» Written task: The data must be written out once more, precisely as given.
___ The records
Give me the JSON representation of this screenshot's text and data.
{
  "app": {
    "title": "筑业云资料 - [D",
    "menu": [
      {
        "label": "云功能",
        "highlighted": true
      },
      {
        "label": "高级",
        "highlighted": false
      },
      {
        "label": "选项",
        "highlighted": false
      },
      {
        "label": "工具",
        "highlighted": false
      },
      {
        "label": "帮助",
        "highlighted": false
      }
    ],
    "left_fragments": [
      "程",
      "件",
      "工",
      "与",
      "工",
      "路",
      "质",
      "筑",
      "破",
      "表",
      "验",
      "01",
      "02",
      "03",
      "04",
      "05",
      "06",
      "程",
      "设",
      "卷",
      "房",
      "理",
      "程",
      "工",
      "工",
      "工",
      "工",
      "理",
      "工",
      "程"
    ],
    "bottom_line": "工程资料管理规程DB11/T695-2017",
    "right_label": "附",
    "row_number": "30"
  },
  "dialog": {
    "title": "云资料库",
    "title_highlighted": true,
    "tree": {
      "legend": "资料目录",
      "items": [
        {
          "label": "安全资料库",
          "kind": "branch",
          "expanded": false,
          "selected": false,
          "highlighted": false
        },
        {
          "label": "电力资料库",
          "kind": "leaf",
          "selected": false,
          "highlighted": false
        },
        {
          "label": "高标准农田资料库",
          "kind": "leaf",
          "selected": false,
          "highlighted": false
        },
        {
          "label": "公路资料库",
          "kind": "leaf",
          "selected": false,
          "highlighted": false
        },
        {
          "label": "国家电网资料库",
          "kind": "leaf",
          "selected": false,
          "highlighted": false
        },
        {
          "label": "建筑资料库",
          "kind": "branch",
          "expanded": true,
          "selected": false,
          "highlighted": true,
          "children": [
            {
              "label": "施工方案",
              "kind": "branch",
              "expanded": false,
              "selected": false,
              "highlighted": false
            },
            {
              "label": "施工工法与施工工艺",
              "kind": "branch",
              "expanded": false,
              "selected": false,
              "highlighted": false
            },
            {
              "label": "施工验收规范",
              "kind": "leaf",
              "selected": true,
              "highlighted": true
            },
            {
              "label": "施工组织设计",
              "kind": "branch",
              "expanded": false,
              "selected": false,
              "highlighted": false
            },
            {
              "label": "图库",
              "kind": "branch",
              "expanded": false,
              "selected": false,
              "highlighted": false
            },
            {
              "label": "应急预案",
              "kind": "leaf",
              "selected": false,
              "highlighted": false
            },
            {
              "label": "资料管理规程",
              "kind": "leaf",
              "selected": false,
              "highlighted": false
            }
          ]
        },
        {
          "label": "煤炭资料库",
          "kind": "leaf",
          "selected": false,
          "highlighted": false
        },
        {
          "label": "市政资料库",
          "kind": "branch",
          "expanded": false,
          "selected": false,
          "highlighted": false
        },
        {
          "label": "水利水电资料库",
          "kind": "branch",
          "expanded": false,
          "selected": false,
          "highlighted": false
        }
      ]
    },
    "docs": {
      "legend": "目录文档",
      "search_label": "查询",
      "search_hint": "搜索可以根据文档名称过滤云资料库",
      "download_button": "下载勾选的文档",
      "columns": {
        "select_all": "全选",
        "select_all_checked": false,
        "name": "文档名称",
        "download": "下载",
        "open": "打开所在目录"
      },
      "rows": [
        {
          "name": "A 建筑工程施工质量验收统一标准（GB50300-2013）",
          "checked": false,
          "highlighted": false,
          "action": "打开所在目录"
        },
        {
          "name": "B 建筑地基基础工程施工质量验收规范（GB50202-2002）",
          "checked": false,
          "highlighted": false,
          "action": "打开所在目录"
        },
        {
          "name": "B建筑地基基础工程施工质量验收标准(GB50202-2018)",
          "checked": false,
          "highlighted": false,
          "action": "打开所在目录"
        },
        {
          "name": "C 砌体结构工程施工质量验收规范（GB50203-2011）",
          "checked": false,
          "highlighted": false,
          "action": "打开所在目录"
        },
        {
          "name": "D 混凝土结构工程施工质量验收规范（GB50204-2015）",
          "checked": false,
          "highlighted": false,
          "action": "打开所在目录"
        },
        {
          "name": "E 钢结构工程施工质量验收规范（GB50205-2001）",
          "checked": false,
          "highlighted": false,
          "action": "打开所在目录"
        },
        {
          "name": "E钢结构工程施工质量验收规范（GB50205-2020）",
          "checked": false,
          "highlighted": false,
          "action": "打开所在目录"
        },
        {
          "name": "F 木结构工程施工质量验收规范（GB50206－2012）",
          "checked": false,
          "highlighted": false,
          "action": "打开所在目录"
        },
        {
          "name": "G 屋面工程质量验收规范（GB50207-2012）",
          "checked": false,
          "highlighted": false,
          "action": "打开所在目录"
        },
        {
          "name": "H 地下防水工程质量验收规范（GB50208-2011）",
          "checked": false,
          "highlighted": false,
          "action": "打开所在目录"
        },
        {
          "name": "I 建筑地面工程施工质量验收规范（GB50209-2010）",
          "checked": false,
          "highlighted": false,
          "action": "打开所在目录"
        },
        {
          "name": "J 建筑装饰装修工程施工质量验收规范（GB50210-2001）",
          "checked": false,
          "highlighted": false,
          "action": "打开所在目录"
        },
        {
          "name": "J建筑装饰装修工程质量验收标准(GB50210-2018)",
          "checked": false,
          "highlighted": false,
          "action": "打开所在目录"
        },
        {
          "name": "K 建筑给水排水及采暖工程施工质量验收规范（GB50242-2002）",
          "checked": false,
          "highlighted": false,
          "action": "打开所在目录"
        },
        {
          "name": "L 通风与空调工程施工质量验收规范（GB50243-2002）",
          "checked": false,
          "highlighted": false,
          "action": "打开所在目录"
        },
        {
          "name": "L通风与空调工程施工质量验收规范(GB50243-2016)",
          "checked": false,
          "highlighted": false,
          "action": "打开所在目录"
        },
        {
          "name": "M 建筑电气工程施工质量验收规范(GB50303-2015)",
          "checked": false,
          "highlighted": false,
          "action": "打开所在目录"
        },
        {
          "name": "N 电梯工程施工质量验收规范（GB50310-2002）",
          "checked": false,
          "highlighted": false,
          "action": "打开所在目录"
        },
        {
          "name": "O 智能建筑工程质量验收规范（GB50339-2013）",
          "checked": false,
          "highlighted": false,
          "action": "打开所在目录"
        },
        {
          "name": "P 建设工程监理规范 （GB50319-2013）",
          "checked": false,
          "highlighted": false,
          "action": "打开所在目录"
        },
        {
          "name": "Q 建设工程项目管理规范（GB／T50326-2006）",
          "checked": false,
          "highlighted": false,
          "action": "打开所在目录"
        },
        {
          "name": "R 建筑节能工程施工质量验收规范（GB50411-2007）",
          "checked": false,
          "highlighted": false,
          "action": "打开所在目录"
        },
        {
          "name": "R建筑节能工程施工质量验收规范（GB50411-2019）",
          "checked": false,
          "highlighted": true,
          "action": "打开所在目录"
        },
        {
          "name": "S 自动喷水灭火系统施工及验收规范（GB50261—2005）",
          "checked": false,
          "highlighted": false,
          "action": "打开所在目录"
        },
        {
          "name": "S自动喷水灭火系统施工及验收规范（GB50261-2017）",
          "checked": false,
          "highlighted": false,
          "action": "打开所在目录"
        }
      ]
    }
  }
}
______
» Answer to this exercise:
Give me the JSON representation of this screenshot's text and data.
{
  "app": {
    "title": "筑业云资料 - [D",
    "menu": [
      {
        "label": "云功能",
        "highlighted": true
      },
      {
        "label": "高级",
        "highlighted": false
      },
      {
        "label": "选项",
        "highlighted": false
      },
      {
        "label": "工具",
        "highlighted": false
      },
      {
        "label": "帮助",
        "highlighted": false
      }
    ],
    "left_fragments": [
      "程",
      "件",
      "工",
      "与",
      "工",
      "路",
      "质",
      "筑",
      "破",
      "表",
      "验",
      "01",
      "02",
      "03",
      "04",
      "05",
      "06",
      "程",
      "设",
      "卷",
      "房",
      "理",
      "程",
      "工",
      "工",
      "工",
      "工",
      "理",
      "工",
      "程"
    ],
    "bottom_line": "工程资料管理规程DB11/T695-2017",
    "right_label": "附",
    "row_number": "30"
  },
  "dialog": {
    "title": "云资料库",
    "title_highlighted": true,
    "tree": {
      "legend": "资料目录",
      "items": [
        {
          "label": "安全资料库",
          "kind": "branch",
          "expanded": false,
          "selected": false,
          "highlighted": false
        },
        {
          "label": "电力资料库",
          "kind": "leaf",
          "selected": false,
          "highlighted": false
        },
        {
          "label": "高标准农田资料库",
          "kind": "leaf",
          "selected": false,
          "highlighted": false
        },
        {
          "label": "公路资料库",
          "kind": "leaf",
          "selected": false,
          "highlighted": false
        },
        {
          "label": "国家电网资料库",
          "kind": "leaf",
          "selected": false,
          "highlighted": false
        },
        {
          "label": "建筑资料库",
          "kind": "branch",
          "expanded": true,
          "selected": false,
          "highlighted": true,
          "children": [
            {
              "label": "施工方案",
              "kind": "branch",
              "expanded": false,
              "selected": false,
              "highlighted": false
            },
            {
              "label": "施工工法与施工工艺",
              "kind": "branch",
              "expanded": false,
              "selected": false,
              "highlighted": false
            },
            {
              "label": "施工验收规范",
              "kind": "leaf",
              "selected": true,
              "highlighted": true
            },
            {
              "label": "施工组织设计",
              "kind": "branch",
              "expanded": false,
              "selected": false,
              "highlighted": false
            },
            {
              "label": "图库",
              "kind": "branch",
              "expanded": false,
              "selected": false,
              "highlighted": false
            },
            {
              "label": "应急预案",
              "kind": "leaf",
              "selected": false,
              "highlighted": false
            },
            {
              "label": "资料管理规程",
              "kind": "leaf",
              "selected": false,
              "highlighted": false
            }
          ]
        },
        {
          "label": "煤炭资料库",
          "kind": "leaf",
          "selected": false,
          "highlighted": false
        },
        {
          "label": "市政资料库",
          "kind": "branch",
          "expanded": false,
          "selected": false,
          "highlighted": false
        },
        {
          "label": "水利水电资料库",
          "kind": "branch",
          "expanded": false,
          "selected": false,
          "highlighted": false
        }
      ]
    },
    "docs": {
      "legend": "目录文档",
      "search_label": "查询",
      "search_hint": "搜索可以根据文档名称过滤云资料库",
      "download_button": "下载勾选的文档",
      "columns": {
        "select_all": "全选",
        "select_all_checked": false,
        "name": "文档名称",
        "download": "下载",
        "open": "打开所在目录"
      },
      "rows": [
        {
          "name": "A 建筑工程施工质量验收统一标准（GB50300-2013）",
          "checked": false,
          "highlighted": false,
          "action": "打开所在目录"
        },
        {
          "name": "B 建筑地基基础工程施工质量验收规范（GB50202-2002）",
          "checked": false,
          "highlighted": false,
          "action": "打开所在目录"
        },
        {
          "name": "B建筑地基基础工程施工质量验收标准(GB50202-2018)",
          "checked": false,
          "highlighted": false,
          "action": "打开所在目录"
        },
        {
          "name": "C 砌体结构工程施工质量验收规范（GB50203-2011）",
          "checked": false,
          "highlighted": false,
          "action": "打开所在目录"
        },
        {
          "name": "D 混凝土结构工程施工质量验收规范（GB50204-2015）",
          "checked": false,
          "highlighted": false,
          "action": "打开所在目录"
        },
        {
          "name": "E 钢结构工程施工质量验收规范（GB50205-2001）",
          "checked": false,
          "highlighted": false,
          "action": "打开所在目录"
        },
        {
          "name": "E钢结构工程施工质量验收规范（GB50205-2020）",
          "checked": false,
          "highlighted": false,
          "action": "打开所在目录"
        },
        {
          "name": "F 木结构工程施工质量验收规范（GB50206－2012）",
          "checked": false,
          "highlighted": false,
          "action": "打开所在目录"
        },
        {
          "name": "G 屋面工程质量验收规范（GB50207-2012）",
          "checked": false,
          "highlighted": false,
          "action": "打开所在目录"
        },
        {
          "name": "H 地下防水工程质量验收规范（GB50208-2011）",
          "checked": false,
          "highlighted": false,
          "action": "打开所在目录"
        },
        {
          "name": "I 建筑地面工程施工质量验收规范（GB50209-2010）",
          "checked": false,
          "highlighted": false,
          "action": "打开所在目录"
        },
        {
          "name": "J 建筑装饰装修工程施工质量验收规范（GB50210-2001）",
          "checked": false,
          "highlighted": false,
          "action": "打开所在目录"
        },
        {
          "name": "J建筑装饰装修工程质量验收标准(GB50210-2018)",
          "checked": false,
          "highlighted": false,
          "action": "打开所在目录"
        },
        {
          "name": "K 建筑给水排水及采暖工程施工质量验收规范（GB50242-2002）",
          "checked": false,
          "highlighted": false,
          "action": "打开所在目录"
        },
        {
          "name": "L 通风与空调工程施工质量验收规范（GB50243-2002）",
          "checked": false,
          "highlighted": false,
          "action": "打开所在目录"
        },
        {
          "name": "L通风与空调工程施工质量验收规范(GB50243-2016)",
          "checked": false,
          "highlighted": false,
          "action": "打开所在目录"
        },
        {
          "name": "M 建筑电气工程施工质量验收规范(GB50303-2015)",
          "checked": false,
          "highlighted": false,
          "action": "打开所在目录"
        },
        {
          "name": "N 电梯工程施工质量验收规范（GB50310-2002）",
          "checked": false,
          "highlighted": false,
          "action": "打开所在目录"
        },
        {
          "name": "O 智能建筑工程质量验收规范（GB50339-2013）",
          "checked": false,
          "highlighted": false,
          "action": "打开所在目录"
        },
        {
          "name": "P 建设工程监理规范 （GB50319-2013）",
          "checked": false,
          "highlighted": false,
          "action": "打开所在目录"
        },
        {
          "name": "Q 建设工程项目管理规范（GB／T50326-2006）",
          "checked": false,
          "highlighted": false,
          "action": "打开所在目录"
        },
        {
          "name": "R 建筑节能工程施工质量验收规范（GB50411-2007）",
          "checked": false,
          "highlighted": false,
          "action": "打开所在目录"
        },
        {
          "name": "R建筑节能工程施工质量验收规范（GB50411-2019）",
          "checked": false,
          "highlighted": true,
          "action": "打开所在目录"
        },
        {
          "name": "S 自动喷水灭火系统施工及验收规范（GB50261—2005）",
          "checked": false,
          "highlighted": false,
          "action": "打开所在目录"
        },
        {
          "name": "S自动喷水灭火系统施工及验收规范（GB50261-2017）",
          "checked": false,
          "highlighted": false,
          "action": "打开所在目录"
        }
      ]
    }
  }
}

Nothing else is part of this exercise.